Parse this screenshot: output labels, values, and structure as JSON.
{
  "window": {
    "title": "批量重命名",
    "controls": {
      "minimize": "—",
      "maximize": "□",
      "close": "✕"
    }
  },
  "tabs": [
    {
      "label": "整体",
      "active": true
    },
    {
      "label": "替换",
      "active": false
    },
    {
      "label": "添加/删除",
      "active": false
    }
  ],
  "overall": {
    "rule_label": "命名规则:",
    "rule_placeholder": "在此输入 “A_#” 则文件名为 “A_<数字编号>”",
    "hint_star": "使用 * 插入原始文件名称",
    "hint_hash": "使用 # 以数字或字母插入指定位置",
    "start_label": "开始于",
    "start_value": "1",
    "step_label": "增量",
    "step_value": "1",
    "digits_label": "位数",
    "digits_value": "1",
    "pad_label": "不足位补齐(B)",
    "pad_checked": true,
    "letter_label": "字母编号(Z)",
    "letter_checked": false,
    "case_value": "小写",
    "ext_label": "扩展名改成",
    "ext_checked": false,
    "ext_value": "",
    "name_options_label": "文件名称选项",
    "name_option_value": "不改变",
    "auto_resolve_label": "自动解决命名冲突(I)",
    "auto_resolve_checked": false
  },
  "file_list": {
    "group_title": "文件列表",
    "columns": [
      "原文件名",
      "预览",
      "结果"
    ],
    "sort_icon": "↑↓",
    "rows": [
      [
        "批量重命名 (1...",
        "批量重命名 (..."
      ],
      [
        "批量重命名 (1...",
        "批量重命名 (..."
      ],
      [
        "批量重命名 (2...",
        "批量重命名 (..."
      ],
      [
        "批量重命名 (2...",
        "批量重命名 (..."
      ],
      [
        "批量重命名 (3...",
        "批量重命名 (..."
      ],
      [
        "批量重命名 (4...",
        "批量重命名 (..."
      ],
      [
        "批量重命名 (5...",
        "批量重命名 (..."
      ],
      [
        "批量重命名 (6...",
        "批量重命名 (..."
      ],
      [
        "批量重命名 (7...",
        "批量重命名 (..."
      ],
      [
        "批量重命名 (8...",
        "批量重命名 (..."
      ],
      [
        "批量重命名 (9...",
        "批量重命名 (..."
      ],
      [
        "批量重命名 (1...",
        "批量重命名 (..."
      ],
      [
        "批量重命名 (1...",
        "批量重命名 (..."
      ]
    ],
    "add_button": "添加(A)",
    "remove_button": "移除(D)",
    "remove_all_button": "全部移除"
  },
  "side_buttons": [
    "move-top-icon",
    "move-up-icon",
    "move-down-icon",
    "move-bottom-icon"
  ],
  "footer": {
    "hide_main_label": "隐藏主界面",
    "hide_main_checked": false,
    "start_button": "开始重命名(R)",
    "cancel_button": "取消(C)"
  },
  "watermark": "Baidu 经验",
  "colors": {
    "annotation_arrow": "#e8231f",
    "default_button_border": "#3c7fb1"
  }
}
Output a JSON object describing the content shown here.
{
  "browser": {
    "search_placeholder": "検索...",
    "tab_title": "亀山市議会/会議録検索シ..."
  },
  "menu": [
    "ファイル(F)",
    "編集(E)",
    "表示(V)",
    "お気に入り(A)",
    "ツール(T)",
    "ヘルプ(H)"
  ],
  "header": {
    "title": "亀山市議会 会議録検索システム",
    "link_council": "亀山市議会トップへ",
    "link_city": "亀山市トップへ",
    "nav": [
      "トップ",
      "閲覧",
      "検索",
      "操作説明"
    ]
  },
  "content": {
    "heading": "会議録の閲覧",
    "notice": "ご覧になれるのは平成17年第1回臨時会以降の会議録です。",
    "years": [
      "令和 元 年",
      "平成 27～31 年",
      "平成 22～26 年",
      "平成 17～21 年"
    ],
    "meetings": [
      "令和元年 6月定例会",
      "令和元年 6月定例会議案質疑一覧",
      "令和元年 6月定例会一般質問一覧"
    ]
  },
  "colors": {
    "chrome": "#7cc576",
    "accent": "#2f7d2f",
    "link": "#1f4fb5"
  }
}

__________

WORK TO BE COMPLETED:
Repeat the data verbatim.

SOLVED EXERCISE:
Parse this screenshot: output labels, values, and structure as JSON.
{
  "window": {
    "title": "批量重命名",
    "controls": {
      "minimize": "—",
      "maximize": "□",
      "close": "✕"
    }
  },
  "tabs": [
    {
      "label": "整体",
      "active": true
    },
    {
      "label": "替换",
      "active": false
    },
    {
      "label": "添加/删除",
      "active": false
    }
  ],
  "overall": {
    "rule_label": "命名规则:",
    "rule_placeholder": "在此输入 “A_#” 则文件名为 “A_<数字编号>”",
    "hint_star": "使用 * 插入原始文件名称",
    "hint_hash": "使用 # 以数字或字母插入指定位置",
    "start_label": "开始于",
    "start_value": "1",
    "step_label": "增量",
    "step_value": "1",
    "digits_label": "位数",
    "digits_value": "1",
    "pad_label": "不足位补齐(B)",
    "pad_checked": true,
    "letter_label": "字母编号(Z)",
    "letter_checked": false,
    "case_value": "小写",
    "ext_label": "扩展名改成",
    "ext_checked": false,
    "ext_value": "",
    "name_options_label": "文件名称选项",
    "name_option_value": "不改变",
    "auto_resolve_label": "自动解决命名冲突(I)",
    "auto_resolve_checked": false
  },
  "file_list": {
    "group_title": "文件列表",
    "columns": [
      "原文件名",
      "预览",
      "结果"
    ],
    "sort_icon": "↑↓",
    "rows": [
      [
        "批量重命名 (1...",
        "批量重命名 (..."
      ],
      [
        "批量重命名 (1...",
        "批量重命名 (..."
      ],
      [
        "批量重命名 (2...",
        "批量重命名 (..."
      ],
      [
        "批量重命名 (2...",
        "批量重命名 (..."
      ],
      [
        "批量重命名 (3...",
        "批量重命名 (..."
      ],
      [
        "批量重命名 (4...",
        "批量重命名 (..."
      ],
      [
        "批量重命名 (5...",
        "批量重命名 (..."
      ],
      [
        "批量重命名 (6...",
        "批量重命名 (..."
      ],
      [
        "批量重命名 (7...",
        "批量重命名 (..."
      ],
      [
        "批量重命名 (8...",
        "批量重命名 (..."
      ],
      [
        "批量重命名 (9...",
        "批量重命名 (..."
      ],
      [
        "批量重命名 (1...",
        "批量重命名 (..."
      ],
      [
        "批量重命名 (1...",
        "批量重命名 (..."
      ]
    ],
    "add_button": "添加(A)",
    "remove_button": "移除(D)",
    "remove_all_button": "全部移除"
  },
  "side_buttons": [
    "move-top-icon",
    "move-up-icon",
    "move-down-icon",
    "move-bottom-icon"
  ],
  "footer": {
    "hide_main_label": "隐藏主界面",
    "hide_main_checked": false,
    "start_button": "开始重命名(R)",
    "cancel_button": "取消(C)"
  },
  "watermark": "Baidu 经验",
  "colors": {
    "annotation_arrow": "#e8231f",
    "default_button_border": "#3c7fb1"
  }
}
Output a JSON object describing the content shown here.
{
  "browser": {
    "search_placeholder": "検索...",
    "tab_title": "亀山市議会/会議録検索シ..."
  },
  "menu": [
    "ファイル(F)",
    "編集(E)",
    "表示(V)",
    "お気に入り(A)",
    "ツール(T)",
    "ヘルプ(H)"
  ],
  "header": {
    "title": "亀山市議会 会議録検索システム",
    "link_council": "亀山市議会トップへ",
    "link_city": "亀山市トップへ",
    "nav": [
      "トップ",
      "閲覧",
      "検索",
      "操作説明"
    ]
  },
  "content": {
    "heading": "会議録の閲覧",
    "notice": "ご覧になれるのは平成17年第1回臨時会以降の会議録です。",
    "years": [
      "令和 元 年",
      "平成 27～31 年",
      "平成 22～26 年",
      "平成 17～21 年"
    ],
    "meetings": [
      "令和元年 6月定例会",
      "令和元年 6月定例会議案質疑一覧",
      "令和元年 6月定例会一般質問一覧"
    ]
  },
  "colors": {
    "chrome": "#7cc576",
    "accent": "#2f7d2f",
    "link": "#1f4fb5"
  }
}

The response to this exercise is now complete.